_EXCERPTED DATA:_
start

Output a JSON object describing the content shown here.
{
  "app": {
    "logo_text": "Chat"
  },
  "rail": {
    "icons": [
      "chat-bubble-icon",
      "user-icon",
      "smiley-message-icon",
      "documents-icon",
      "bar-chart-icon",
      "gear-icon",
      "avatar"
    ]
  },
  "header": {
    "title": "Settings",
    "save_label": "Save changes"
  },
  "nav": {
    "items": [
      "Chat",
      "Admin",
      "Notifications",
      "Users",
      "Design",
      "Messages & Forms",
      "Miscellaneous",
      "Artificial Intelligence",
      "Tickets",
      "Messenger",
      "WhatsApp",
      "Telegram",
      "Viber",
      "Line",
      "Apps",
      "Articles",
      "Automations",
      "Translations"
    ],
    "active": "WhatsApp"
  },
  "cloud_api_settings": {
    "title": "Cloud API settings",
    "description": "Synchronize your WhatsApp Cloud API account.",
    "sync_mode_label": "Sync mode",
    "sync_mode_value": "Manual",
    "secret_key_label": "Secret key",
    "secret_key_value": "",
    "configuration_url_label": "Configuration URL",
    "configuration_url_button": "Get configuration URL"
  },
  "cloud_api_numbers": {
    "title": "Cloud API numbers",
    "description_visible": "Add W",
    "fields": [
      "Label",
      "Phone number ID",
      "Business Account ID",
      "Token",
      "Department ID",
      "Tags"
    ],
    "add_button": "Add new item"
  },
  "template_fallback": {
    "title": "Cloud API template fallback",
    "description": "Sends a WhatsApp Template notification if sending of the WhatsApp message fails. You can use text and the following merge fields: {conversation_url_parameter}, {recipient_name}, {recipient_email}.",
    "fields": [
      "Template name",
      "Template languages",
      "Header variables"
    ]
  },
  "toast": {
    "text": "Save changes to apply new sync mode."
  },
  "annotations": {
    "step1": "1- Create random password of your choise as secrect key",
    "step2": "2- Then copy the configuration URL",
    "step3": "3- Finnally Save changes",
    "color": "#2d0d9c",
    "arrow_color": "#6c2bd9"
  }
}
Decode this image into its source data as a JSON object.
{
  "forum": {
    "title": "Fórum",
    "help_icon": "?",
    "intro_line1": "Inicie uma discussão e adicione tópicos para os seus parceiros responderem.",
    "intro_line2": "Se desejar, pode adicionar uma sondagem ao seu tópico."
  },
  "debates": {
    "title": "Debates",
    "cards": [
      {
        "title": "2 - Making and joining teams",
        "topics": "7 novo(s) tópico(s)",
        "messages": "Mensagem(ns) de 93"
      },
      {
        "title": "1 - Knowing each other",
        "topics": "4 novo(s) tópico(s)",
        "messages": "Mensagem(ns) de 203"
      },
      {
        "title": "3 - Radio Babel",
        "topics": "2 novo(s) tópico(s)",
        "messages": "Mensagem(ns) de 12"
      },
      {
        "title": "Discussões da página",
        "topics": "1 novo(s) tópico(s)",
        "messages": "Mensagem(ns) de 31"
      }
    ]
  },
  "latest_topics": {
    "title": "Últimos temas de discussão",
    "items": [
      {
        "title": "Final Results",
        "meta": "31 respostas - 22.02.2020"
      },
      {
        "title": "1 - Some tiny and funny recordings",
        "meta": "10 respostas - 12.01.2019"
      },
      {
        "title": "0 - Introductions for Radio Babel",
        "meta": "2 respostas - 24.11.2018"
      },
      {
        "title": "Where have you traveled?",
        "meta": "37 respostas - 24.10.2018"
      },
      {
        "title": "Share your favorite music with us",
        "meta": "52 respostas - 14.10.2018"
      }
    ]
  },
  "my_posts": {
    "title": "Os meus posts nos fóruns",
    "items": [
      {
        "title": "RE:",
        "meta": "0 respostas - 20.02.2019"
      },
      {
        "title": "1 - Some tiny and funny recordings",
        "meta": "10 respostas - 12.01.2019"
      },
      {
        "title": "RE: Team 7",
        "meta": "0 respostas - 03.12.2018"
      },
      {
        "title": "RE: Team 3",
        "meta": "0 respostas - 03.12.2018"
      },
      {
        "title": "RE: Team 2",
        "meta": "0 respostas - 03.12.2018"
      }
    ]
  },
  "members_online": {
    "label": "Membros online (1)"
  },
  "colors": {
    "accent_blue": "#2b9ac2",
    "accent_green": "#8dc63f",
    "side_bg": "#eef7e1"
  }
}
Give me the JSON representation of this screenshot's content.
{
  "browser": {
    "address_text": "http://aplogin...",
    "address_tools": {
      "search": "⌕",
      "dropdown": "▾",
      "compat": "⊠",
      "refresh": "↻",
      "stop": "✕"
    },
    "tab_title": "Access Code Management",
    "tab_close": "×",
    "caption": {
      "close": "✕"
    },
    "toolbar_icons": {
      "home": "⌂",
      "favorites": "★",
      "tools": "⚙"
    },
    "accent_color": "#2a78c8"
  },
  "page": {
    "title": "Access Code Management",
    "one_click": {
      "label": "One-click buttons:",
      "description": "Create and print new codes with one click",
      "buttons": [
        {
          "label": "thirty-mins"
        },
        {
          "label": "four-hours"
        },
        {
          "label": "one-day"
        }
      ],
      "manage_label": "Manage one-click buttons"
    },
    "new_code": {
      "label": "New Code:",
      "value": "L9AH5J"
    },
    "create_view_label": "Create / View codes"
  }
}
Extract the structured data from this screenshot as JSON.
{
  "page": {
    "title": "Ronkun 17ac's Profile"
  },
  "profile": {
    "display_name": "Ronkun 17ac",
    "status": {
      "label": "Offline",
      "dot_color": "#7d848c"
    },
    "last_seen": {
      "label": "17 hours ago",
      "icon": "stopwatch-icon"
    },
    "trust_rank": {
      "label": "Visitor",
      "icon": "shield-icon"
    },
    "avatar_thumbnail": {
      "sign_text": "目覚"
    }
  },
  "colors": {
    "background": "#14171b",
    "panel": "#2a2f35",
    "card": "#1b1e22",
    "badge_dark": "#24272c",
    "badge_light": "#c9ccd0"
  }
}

end

In this exercise, repeat all entries exactly.

_ANSWER TO THE TASK:_
Output a JSON object describing the content shown here.
{
  "app": {
    "logo_text": "Chat"
  },
  "rail": {
    "icons": [
      "chat-bubble-icon",
      "user-icon",
      "smiley-message-icon",
      "documents-icon",
      "bar-chart-icon",
      "gear-icon",
      "avatar"
    ]
  },
  "header": {
    "title": "Settings",
    "save_label": "Save changes"
  },
  "nav": {
    "items": [
      "Chat",
      "Admin",
      "Notifications",
      "Users",
      "Design",
      "Messages & Forms",
      "Miscellaneous",
      "Artificial Intelligence",
      "Tickets",
      "Messenger",
      "WhatsApp",
      "Telegram",
      "Viber",
      "Line",
      "Apps",
      "Articles",
      "Automations",
      "Translations"
    ],
    "active": "WhatsApp"
  },
  "cloud_api_settings": {
    "title": "Cloud API settings",
    "description": "Synchronize your WhatsApp Cloud API account.",
    "sync_mode_label": "Sync mode",
    "sync_mode_value": "Manual",
    "secret_key_label": "Secret key",
    "secret_key_value": "",
    "configuration_url_label": "Configuration URL",
    "configuration_url_button": "Get configuration URL"
  },
  "cloud_api_numbers": {
    "title": "Cloud API numbers",
    "description_visible": "Add W",
    "fields": [
      "Label",
      "Phone number ID",
      "Business Account ID",
      "Token",
      "Department ID",
      "Tags"
    ],
    "add_button": "Add new item"
  },
  "template_fallback": {
    "title": "Cloud API template fallback",
    "description": "Sends a WhatsApp Template notification if sending of the WhatsApp message fails. You can use text and the following merge fields: {conversation_url_parameter}, {recipient_name}, {recipient_email}.",
    "fields": [
      "Template name",
      "Template languages",
      "Header variables"
    ]
  },
  "toast": {
    "text": "Save changes to apply new sync mode."
  },
  "annotations": {
    "step1": "1- Create random password of your choise as secrect key",
    "step2": "2- Then copy the configuration URL",
    "step3": "3- Finnally Save changes",
    "color": "#2d0d9c",
    "arrow_color": "#6c2bd9"
  }
}
Decode this image into its source data as a JSON object.
{
  "forum": {
    "title": "Fórum",
    "help_icon": "?",
    "intro_line1": "Inicie uma discussão e adicione tópicos para os seus parceiros responderem.",
    "intro_line2": "Se desejar, pode adicionar uma sondagem ao seu tópico."
  },
  "debates": {
    "title": "Debates",
    "cards": [
      {
        "title": "2 - Making and joining teams",
        "topics": "7 novo(s) tópico(s)",
        "messages": "Mensagem(ns) de 93"
      },
      {
        "title": "1 - Knowing each other",
        "topics": "4 novo(s) tópico(s)",
        "messages": "Mensagem(ns) de 203"
      },
      {
        "title": "3 - Radio Babel",
        "topics": "2 novo(s) tópico(s)",
        "messages": "Mensagem(ns) de 12"
      },
      {
        "title": "Discussões da página",
        "topics": "1 novo(s) tópico(s)",
        "messages": "Mensagem(ns) de 31"
      }
    ]
  },
  "latest_topics": {
    "title": "Últimos temas de discussão",
    "items": [
      {
        "title": "Final Results",
        "meta": "31 respostas - 22.02.2020"
      },
      {
        "title": "1 - Some tiny and funny recordings",
        "meta": "10 respostas - 12.01.2019"
      },
      {
        "title": "0 - Introductions for Radio Babel",
        "meta": "2 respostas - 24.11.2018"
      },
      {
        "title": "Where have you traveled?",
        "meta": "37 respostas - 24.10.2018"
      },
      {
        "title": "Share your favorite music with us",
        "meta": "52 respostas - 14.10.2018"
      }
    ]
  },
  "my_posts": {
    "title": "Os meus posts nos fóruns",
    "items": [
      {
        "title": "RE:",
        "meta": "0 respostas - 20.02.2019"
      },
      {
        "title": "1 - Some tiny and funny recordings",
        "meta": "10 respostas - 12.01.2019"
      },
      {
        "title": "RE: Team 7",
        "meta": "0 respostas - 03.12.2018"
      },
      {
        "title": "RE: Team 3",
        "meta": "0 respostas - 03.12.2018"
      },
      {
        "title": "RE: Team 2",
        "meta": "0 respostas - 03.12.2018"
      }
    ]
  },
  "members_online": {
    "label": "Membros online (1)"
  },
  "colors": {
    "accent_blue": "#2b9ac2",
    "accent_green": "#8dc63f",
    "side_bg": "#eef7e1"
  }
}
Give me the JSON representation of this screenshot's content.
{
  "browser": {
    "address_text": "http://aplogin...",
    "address_tools": {
      "search": "⌕",
      "dropdown": "▾",
      "compat": "⊠",
      "refresh": "↻",
      "stop": "✕"
    },
    "tab_title": "Access Code Management",
    "tab_close": "×",
    "caption": {
      "close": "✕"
    },
    "toolbar_icons": {
      "home": "⌂",
      "favorites": "★",
      "tools": "⚙"
    },
    "accent_color": "#2a78c8"
  },
  "page": {
    "title": "Access Code Management",
    "one_click": {
      "label": "One-click buttons:",
      "description": "Create and print new codes with one click",
      "buttons": [
        {
          "label": "thirty-mins"
        },
        {
          "label": "four-hours"
        },
        {
          "label": "one-day"
        }
      ],
      "manage_label": "Manage one-click buttons"
    },
    "new_code": {
      "label": "New Code:",
      "value": "L9AH5J"
    },
    "create_view_label": "Create / View codes"
  }
}
Extract the structured data from this screenshot as JSON.
{
  "page": {
    "title": "Ronkun 17ac's Profile"
  },
  "profile": {
    "display_name": "Ronkun 17ac",
    "status": {
      "label": "Offline",
      "dot_color": "#7d848c"
    },
    "last_seen": {
      "label": "17 hours ago",
      "icon": "stopwatch-icon"
    },
    "trust_rank": {
      "label": "Visitor",
      "icon": "shield-icon"
    },
    "avatar_thumbnail": {
      "sign_text": "目覚"
    }
  },
  "colors": {
    "background": "#14171b",
    "panel": "#2a2f35",
    "card": "#1b1e22",
    "badge_dark": "#24272c",
    "badge_light": "#c9ccd0"
  }
}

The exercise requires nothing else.